■ **Exercise goal**:
Find how many lines in the material contain "name"; your answer should be that number alone.

■ **Data lines**:
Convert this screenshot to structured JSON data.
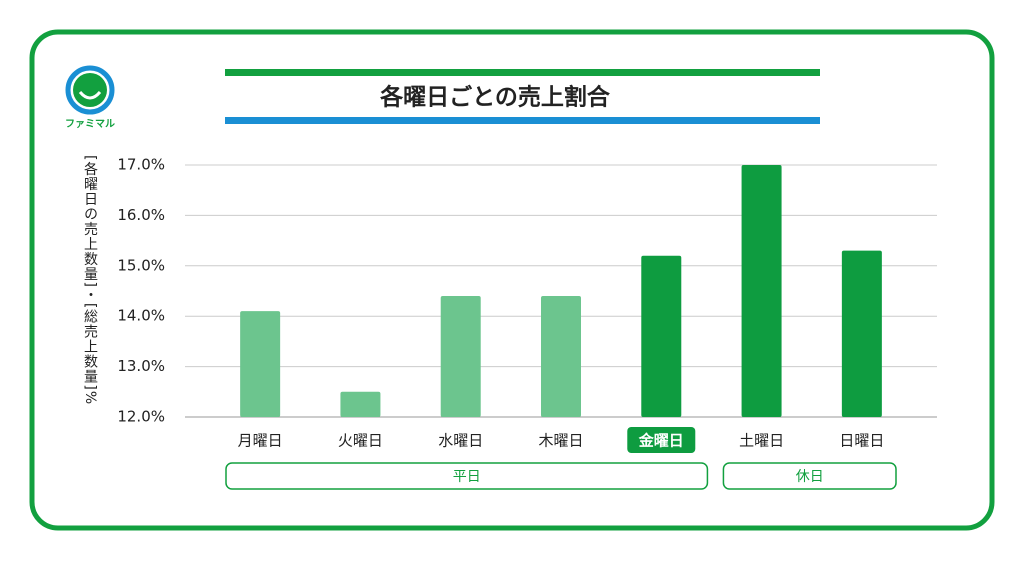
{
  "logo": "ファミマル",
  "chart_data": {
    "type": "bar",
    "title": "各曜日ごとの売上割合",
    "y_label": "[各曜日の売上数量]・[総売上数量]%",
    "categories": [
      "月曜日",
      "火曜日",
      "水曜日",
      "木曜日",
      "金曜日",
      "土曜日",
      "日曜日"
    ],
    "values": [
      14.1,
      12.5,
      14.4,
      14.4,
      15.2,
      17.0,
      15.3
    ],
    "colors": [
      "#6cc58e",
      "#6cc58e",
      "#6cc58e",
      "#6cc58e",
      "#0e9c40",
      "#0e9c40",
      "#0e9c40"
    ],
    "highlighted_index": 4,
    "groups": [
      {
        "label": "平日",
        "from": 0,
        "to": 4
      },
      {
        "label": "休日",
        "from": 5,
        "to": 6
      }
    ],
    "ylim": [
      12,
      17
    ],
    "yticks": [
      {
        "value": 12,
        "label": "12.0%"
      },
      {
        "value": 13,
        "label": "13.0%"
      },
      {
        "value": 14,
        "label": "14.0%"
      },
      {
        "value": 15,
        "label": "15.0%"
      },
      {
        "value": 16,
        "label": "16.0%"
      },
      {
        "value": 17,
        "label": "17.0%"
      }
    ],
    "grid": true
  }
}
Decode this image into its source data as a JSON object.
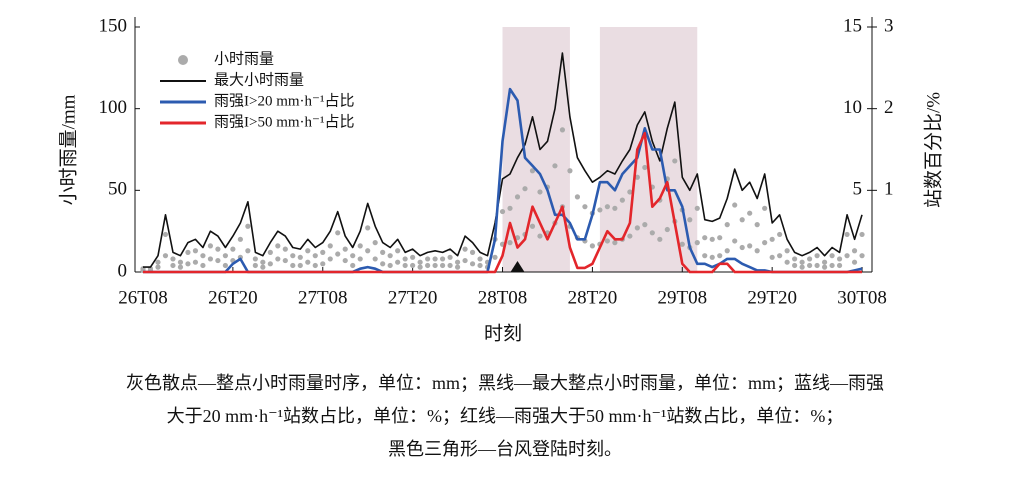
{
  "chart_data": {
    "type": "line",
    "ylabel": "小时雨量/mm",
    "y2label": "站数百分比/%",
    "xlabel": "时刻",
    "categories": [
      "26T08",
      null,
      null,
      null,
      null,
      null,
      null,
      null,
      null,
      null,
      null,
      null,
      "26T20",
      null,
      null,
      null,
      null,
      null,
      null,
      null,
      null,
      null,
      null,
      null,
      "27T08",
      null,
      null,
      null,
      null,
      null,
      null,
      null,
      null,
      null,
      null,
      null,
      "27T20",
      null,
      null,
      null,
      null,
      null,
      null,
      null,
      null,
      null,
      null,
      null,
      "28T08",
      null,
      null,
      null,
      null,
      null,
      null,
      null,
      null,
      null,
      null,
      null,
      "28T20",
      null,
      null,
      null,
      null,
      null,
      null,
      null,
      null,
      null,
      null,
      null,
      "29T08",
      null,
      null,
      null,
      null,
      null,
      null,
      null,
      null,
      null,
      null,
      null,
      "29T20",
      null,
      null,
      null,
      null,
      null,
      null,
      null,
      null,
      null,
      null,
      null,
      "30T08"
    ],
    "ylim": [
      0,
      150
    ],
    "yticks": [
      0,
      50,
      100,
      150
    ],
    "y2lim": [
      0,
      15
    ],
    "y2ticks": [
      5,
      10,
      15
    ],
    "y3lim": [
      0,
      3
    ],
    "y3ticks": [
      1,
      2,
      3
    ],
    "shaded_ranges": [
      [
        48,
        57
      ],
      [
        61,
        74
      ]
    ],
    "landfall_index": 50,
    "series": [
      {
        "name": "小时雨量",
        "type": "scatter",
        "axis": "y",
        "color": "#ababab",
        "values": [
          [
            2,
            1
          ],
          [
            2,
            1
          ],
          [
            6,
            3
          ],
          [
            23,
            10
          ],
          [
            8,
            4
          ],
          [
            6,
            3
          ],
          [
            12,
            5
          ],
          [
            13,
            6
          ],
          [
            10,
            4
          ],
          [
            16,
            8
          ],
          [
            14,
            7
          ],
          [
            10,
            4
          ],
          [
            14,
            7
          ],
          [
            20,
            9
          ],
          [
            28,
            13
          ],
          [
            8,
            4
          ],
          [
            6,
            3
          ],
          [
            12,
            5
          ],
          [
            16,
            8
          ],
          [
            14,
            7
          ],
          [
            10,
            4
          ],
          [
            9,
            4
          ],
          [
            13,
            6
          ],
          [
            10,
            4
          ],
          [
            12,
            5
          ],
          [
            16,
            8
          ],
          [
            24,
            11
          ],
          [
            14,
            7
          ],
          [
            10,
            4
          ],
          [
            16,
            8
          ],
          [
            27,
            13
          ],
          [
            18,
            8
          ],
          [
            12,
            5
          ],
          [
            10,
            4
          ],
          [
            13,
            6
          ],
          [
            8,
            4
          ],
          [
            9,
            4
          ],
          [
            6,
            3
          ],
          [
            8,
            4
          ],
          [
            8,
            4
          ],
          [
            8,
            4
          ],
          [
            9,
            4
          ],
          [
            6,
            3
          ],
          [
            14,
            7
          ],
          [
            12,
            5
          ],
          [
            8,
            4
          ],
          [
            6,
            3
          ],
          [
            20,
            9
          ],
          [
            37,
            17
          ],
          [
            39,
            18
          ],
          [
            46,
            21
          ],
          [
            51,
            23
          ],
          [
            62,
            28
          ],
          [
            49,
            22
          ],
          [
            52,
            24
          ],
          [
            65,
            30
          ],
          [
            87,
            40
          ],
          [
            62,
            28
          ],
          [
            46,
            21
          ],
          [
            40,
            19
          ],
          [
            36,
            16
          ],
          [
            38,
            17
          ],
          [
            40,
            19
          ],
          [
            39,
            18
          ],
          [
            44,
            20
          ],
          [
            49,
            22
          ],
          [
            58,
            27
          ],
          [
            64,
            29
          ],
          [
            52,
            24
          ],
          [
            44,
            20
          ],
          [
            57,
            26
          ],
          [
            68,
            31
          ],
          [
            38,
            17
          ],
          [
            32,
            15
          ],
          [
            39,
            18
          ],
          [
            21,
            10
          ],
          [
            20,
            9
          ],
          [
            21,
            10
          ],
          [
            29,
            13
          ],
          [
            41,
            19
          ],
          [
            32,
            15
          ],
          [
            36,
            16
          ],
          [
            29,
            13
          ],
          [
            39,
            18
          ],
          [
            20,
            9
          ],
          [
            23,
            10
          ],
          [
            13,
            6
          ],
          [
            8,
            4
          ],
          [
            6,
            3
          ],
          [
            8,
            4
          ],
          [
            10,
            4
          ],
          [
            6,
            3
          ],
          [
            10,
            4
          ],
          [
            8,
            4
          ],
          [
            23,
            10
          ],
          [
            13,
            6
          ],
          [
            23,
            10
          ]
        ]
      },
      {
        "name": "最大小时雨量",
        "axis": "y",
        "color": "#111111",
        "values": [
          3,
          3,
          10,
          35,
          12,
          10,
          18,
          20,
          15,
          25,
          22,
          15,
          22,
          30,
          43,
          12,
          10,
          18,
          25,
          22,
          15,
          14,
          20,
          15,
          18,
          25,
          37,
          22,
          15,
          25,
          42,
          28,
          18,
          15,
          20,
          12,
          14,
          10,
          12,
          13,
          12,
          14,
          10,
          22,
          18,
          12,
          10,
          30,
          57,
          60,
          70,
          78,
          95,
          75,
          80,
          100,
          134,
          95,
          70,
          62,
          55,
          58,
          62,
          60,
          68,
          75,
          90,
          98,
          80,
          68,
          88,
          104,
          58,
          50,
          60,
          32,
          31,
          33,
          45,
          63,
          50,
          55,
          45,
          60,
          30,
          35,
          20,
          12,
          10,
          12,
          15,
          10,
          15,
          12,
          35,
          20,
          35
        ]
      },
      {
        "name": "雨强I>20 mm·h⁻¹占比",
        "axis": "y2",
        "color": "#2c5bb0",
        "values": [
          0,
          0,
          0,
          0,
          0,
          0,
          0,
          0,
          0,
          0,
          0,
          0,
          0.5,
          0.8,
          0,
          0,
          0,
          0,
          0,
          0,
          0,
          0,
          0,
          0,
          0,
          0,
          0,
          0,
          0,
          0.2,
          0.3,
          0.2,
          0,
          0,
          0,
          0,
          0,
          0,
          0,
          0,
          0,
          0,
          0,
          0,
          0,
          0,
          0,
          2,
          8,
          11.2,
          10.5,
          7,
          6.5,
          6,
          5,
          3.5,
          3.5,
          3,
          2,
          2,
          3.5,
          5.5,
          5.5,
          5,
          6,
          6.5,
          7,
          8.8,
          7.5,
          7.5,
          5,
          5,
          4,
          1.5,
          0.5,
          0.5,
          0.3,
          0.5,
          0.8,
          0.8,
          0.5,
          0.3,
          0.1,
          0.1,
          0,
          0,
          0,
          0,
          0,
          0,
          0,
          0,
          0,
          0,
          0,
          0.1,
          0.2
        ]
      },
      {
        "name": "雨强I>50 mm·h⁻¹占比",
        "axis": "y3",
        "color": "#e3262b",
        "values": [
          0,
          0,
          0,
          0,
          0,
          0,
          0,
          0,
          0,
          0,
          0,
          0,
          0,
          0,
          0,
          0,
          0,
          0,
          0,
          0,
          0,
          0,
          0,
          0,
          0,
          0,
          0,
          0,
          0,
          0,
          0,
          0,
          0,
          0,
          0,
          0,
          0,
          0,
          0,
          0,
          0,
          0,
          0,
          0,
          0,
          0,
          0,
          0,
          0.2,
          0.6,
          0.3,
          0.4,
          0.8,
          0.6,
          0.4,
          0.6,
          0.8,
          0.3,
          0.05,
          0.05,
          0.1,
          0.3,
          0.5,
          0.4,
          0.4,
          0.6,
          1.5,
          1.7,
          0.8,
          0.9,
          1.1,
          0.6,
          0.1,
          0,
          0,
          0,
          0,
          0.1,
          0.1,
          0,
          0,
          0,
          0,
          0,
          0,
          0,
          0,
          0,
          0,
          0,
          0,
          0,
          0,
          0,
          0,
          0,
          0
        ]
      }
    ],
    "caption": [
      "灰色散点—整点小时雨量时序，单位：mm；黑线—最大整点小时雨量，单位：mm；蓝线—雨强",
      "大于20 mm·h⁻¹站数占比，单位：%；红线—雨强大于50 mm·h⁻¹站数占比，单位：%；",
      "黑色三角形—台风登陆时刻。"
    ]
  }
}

■ **Solution for this task**:
4